- AIM OF THE EXERCISE: Emit the entire listing verbatim.

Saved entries
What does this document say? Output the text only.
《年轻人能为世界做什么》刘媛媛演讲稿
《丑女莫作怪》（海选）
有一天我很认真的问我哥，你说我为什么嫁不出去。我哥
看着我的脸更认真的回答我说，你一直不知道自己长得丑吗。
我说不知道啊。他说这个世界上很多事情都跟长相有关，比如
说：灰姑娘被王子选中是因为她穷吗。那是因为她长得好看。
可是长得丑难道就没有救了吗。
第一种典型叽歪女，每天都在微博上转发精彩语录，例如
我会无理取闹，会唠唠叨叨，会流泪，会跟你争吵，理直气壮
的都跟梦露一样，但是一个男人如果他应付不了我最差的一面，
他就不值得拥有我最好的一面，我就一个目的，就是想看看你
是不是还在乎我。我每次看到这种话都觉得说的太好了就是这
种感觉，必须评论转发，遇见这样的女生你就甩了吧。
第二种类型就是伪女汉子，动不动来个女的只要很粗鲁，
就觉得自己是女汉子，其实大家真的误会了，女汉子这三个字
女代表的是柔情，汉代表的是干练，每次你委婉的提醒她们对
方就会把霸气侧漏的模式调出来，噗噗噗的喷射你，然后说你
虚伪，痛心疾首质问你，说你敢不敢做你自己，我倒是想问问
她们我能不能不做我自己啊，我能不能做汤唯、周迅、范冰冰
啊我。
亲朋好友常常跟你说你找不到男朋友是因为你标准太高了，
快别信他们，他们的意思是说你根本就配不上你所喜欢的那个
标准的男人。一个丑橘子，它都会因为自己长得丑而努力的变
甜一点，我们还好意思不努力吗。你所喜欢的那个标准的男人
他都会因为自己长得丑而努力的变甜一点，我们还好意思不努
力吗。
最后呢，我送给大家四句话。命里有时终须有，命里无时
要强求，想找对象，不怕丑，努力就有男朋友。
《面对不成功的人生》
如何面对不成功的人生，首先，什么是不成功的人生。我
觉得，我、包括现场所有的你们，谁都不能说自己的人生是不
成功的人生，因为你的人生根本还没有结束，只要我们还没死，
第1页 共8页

- SOLUTION FOR THIS EXERCISE:
What does this document say? Output the text only.
《年轻人能为世界做什么》刘媛媛演讲稿
《丑女莫作怪》（海选）
有一天我很认真的问我哥，你说我为什么嫁不出去。我哥
看着我的脸更认真的回答我说，你一直不知道自己长得丑吗。
我说不知道啊。他说这个世界上很多事情都跟长相有关，比如
说：灰姑娘被王子选中是因为她穷吗。那是因为她长得好看。
可是长得丑难道就没有救了吗。
第一种典型叽歪女，每天都在微博上转发精彩语录，例如
我会无理取闹，会唠唠叨叨，会流泪，会跟你争吵，理直气壮
的都跟梦露一样，但是一个男人如果他应付不了我最差的一面，
他就不值得拥有我最好的一面，我就一个目的，就是想看看你
是不是还在乎我。我每次看到这种话都觉得说的太好了就是这
种感觉，必须评论转发，遇见这样的女生你就甩了吧。
第二种类型就是伪女汉子，动不动来个女的只要很粗鲁，
就觉得自己是女汉子，其实大家真的误会了，女汉子这三个字
女代表的是柔情，汉代表的是干练，每次你委婉的提醒她们对
方就会把霸气侧漏的模式调出来，噗噗噗的喷射你，然后说你
虚伪，痛心疾首质问你，说你敢不敢做你自己，我倒是想问问
她们我能不能不做我自己啊，我能不能做汤唯、周迅、范冰冰
啊我。
亲朋好友常常跟你说你找不到男朋友是因为你标准太高了，
快别信他们，他们的意思是说你根本就配不上你所喜欢的那个
标准的男人。一个丑橘子，它都会因为自己长得丑而努力的变
甜一点，我们还好意思不努力吗。你所喜欢的那个标准的男人
他都会因为自己长得丑而努力的变甜一点，我们还好意思不努
力吗。
最后呢，我送给大家四句话。命里有时终须有，命里无时
要强求，想找对象，不怕丑，努力就有男朋友。
《面对不成功的人生》
如何面对不成功的人生，首先，什么是不成功的人生。我
觉得，我、包括现场所有的你们，谁都不能说自己的人生是不
成功的人生，因为你的人生根本还没有结束，只要我们还没死，
第1页 共8页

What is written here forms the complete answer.